— begin Records supplied —
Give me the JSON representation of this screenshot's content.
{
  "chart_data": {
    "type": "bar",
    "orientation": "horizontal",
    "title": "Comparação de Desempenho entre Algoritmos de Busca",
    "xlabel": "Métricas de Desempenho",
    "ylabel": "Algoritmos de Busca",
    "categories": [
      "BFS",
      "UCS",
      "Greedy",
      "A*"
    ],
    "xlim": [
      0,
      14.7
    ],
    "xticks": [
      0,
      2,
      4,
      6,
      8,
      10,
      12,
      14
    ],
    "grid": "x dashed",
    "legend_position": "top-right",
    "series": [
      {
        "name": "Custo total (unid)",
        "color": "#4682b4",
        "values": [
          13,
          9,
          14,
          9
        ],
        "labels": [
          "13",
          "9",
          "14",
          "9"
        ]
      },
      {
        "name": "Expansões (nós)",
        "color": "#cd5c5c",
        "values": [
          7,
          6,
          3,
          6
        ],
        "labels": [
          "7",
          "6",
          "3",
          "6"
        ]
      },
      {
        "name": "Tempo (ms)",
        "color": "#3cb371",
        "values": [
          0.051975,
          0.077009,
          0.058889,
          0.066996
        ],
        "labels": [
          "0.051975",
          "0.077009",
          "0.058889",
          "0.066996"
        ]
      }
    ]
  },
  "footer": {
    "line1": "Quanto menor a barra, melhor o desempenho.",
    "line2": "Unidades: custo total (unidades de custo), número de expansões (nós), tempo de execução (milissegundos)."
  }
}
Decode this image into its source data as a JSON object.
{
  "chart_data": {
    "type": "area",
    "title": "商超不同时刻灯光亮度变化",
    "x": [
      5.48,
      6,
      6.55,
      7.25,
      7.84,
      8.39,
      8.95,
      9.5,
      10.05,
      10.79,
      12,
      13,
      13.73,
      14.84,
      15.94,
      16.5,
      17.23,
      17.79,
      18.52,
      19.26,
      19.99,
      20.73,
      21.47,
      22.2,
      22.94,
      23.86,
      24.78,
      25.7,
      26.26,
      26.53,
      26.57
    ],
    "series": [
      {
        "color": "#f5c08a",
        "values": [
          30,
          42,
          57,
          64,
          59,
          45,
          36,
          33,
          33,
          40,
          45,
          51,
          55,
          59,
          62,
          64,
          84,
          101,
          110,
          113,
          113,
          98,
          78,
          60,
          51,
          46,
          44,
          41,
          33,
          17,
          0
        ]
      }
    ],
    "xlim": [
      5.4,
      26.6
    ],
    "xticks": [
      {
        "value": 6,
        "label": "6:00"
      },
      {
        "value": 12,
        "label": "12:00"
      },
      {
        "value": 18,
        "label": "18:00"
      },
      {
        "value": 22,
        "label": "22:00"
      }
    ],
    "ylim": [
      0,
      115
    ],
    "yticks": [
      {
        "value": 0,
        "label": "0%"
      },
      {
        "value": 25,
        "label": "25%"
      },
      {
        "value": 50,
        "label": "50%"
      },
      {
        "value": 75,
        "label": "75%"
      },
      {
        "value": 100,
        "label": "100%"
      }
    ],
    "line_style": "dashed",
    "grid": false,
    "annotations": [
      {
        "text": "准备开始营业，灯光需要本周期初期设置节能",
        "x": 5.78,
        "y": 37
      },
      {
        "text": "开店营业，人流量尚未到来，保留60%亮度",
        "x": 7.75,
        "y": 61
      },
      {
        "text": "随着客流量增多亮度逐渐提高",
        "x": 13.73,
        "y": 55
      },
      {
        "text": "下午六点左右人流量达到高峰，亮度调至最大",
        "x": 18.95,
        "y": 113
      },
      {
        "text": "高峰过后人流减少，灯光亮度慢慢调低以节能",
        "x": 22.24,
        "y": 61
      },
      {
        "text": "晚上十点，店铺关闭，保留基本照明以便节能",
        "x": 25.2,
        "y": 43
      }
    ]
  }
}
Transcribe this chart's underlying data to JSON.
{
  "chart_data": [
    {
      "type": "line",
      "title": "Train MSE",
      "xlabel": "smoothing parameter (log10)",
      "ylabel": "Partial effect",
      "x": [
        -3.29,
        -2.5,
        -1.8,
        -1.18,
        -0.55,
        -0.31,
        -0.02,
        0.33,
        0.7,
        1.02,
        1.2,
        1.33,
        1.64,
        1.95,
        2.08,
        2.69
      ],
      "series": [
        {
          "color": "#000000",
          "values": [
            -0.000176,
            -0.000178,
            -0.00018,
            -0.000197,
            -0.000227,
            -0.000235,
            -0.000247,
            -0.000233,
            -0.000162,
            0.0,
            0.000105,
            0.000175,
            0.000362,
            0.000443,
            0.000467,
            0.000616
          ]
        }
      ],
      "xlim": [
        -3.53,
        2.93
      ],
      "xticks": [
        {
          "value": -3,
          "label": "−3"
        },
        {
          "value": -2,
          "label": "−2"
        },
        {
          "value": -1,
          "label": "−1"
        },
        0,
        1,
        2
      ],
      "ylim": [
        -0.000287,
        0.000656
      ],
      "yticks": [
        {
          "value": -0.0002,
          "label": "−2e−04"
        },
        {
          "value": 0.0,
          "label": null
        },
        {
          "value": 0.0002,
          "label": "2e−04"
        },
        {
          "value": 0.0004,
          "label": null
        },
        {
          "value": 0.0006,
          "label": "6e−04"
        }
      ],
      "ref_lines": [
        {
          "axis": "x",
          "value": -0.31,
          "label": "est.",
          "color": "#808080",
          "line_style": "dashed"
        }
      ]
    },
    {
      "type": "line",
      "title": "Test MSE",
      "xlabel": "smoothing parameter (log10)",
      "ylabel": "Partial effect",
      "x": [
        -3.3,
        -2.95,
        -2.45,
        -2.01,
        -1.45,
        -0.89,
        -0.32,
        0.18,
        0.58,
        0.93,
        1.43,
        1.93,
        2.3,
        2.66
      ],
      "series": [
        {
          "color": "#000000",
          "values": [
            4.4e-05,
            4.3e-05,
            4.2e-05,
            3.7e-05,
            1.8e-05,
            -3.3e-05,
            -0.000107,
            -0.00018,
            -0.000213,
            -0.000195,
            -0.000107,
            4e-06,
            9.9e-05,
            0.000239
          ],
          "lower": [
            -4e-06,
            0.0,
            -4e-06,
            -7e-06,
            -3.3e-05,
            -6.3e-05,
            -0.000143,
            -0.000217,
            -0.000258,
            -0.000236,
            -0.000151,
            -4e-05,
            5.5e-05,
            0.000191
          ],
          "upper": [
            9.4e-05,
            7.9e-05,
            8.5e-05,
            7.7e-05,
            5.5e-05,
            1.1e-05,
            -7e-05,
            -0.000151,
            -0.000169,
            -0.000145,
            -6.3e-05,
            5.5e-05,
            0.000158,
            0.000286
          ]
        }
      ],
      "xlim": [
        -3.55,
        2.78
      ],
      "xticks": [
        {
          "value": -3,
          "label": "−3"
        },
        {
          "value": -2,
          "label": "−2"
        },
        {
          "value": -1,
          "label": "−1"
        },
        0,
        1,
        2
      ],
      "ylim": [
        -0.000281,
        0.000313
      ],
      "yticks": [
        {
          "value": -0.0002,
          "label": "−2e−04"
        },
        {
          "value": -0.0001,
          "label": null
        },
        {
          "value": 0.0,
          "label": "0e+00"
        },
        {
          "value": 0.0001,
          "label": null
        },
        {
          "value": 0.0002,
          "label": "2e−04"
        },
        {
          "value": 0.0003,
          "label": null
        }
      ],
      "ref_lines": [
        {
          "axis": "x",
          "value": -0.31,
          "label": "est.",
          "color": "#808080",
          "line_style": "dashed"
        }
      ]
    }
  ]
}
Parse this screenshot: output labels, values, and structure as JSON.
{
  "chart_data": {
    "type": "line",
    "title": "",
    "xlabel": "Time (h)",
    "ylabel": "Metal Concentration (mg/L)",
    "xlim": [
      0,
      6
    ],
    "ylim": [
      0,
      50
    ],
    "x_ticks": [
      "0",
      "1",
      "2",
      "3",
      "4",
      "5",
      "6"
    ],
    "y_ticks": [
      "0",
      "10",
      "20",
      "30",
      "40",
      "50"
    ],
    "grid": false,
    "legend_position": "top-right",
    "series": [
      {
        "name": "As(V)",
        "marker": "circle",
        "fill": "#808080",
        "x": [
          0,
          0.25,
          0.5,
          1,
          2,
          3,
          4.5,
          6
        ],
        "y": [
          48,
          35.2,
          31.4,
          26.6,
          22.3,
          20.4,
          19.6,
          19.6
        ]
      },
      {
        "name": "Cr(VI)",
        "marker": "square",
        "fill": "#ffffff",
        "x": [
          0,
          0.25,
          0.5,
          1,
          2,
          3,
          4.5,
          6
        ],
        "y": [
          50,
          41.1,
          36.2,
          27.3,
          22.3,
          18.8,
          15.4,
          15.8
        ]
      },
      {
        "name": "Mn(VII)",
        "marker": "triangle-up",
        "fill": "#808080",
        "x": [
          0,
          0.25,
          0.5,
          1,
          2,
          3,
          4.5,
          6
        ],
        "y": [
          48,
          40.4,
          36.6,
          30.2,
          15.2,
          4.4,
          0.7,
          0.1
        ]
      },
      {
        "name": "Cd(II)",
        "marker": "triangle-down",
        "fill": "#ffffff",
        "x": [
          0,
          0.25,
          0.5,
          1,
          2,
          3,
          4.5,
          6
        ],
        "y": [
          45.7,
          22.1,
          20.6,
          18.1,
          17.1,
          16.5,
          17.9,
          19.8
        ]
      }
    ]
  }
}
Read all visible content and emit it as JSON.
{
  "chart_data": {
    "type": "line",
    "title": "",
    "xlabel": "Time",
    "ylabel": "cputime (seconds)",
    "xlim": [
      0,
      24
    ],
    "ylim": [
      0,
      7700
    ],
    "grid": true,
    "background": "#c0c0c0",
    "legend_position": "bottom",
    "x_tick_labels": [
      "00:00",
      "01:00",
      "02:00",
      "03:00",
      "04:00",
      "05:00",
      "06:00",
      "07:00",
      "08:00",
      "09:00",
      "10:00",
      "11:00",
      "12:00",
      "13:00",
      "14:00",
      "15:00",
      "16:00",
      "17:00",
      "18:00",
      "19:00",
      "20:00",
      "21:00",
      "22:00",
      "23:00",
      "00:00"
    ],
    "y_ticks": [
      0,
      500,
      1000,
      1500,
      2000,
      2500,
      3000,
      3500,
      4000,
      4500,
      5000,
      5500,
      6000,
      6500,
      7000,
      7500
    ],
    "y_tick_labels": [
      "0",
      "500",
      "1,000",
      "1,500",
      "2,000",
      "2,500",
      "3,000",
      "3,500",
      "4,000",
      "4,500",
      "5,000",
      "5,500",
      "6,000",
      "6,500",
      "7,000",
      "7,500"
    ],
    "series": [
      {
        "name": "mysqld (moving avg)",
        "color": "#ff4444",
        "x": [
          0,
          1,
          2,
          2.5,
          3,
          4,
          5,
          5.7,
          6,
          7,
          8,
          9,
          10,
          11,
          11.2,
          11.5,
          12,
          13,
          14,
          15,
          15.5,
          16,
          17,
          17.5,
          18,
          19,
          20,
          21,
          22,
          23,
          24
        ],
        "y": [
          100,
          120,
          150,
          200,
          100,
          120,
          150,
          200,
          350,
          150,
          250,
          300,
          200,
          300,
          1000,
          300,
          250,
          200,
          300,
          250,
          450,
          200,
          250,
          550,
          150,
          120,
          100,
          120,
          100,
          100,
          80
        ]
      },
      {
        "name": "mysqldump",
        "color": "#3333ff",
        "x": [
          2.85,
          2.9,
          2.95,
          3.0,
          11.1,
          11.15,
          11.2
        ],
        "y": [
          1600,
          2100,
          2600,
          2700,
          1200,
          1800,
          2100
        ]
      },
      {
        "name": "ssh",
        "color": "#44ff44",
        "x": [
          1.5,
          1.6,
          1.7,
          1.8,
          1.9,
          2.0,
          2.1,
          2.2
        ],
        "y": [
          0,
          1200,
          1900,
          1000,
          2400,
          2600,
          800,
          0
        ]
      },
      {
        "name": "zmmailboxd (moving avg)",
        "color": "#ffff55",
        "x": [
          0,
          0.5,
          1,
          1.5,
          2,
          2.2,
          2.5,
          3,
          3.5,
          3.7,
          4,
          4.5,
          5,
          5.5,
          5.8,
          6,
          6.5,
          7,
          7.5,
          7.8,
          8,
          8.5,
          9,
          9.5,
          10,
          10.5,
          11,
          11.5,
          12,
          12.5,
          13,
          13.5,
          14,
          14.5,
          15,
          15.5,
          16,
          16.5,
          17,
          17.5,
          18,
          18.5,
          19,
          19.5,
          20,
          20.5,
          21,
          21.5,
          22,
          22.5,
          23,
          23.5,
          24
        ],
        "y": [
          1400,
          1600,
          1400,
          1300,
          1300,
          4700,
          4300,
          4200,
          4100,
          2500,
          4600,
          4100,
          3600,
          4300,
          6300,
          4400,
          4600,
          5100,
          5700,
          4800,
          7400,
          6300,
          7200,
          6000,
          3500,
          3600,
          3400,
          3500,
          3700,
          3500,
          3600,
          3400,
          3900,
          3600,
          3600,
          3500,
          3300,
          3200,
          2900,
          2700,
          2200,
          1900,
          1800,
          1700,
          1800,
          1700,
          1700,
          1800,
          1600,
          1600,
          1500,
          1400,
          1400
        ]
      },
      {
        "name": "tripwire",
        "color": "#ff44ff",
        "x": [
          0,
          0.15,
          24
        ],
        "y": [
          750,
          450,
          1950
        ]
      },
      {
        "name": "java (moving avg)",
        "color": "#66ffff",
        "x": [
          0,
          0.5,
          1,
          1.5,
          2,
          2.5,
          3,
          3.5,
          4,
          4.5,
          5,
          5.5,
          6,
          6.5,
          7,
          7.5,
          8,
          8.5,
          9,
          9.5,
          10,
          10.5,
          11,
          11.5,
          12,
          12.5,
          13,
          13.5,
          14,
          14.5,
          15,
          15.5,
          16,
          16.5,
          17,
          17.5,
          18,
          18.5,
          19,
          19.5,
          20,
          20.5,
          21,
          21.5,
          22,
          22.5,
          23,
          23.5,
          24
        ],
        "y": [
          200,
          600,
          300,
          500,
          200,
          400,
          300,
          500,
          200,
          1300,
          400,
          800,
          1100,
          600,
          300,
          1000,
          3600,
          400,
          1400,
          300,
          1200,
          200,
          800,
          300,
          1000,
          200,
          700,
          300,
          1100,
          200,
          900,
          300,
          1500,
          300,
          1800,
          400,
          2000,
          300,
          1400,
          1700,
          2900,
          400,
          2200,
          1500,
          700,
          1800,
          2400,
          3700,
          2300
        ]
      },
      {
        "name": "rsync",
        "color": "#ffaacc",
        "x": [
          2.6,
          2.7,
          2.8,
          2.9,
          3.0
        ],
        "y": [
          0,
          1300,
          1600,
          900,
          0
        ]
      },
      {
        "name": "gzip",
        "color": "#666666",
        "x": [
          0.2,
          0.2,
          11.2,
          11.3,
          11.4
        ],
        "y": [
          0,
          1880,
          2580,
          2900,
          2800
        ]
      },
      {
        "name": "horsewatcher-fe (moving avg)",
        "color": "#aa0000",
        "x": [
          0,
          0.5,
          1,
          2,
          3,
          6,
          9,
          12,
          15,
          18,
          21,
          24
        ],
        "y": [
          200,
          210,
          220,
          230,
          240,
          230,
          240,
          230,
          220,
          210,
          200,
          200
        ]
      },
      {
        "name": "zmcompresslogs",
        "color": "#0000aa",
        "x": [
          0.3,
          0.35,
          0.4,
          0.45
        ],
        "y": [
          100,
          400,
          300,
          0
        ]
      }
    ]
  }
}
— end Records supplied —
▶ Short problem: Scan the records above for the string "ylabel", then select every line that holds it.

▶ Solution for this exercise:
    "ylabel": "Algoritmos de Busca",
      "ylabel": "Partial effect",
      "ylabel": "Partial effect",
    "ylabel": "Metal Concentration (mg/L)",
    "ylabel": "cputime (seconds)",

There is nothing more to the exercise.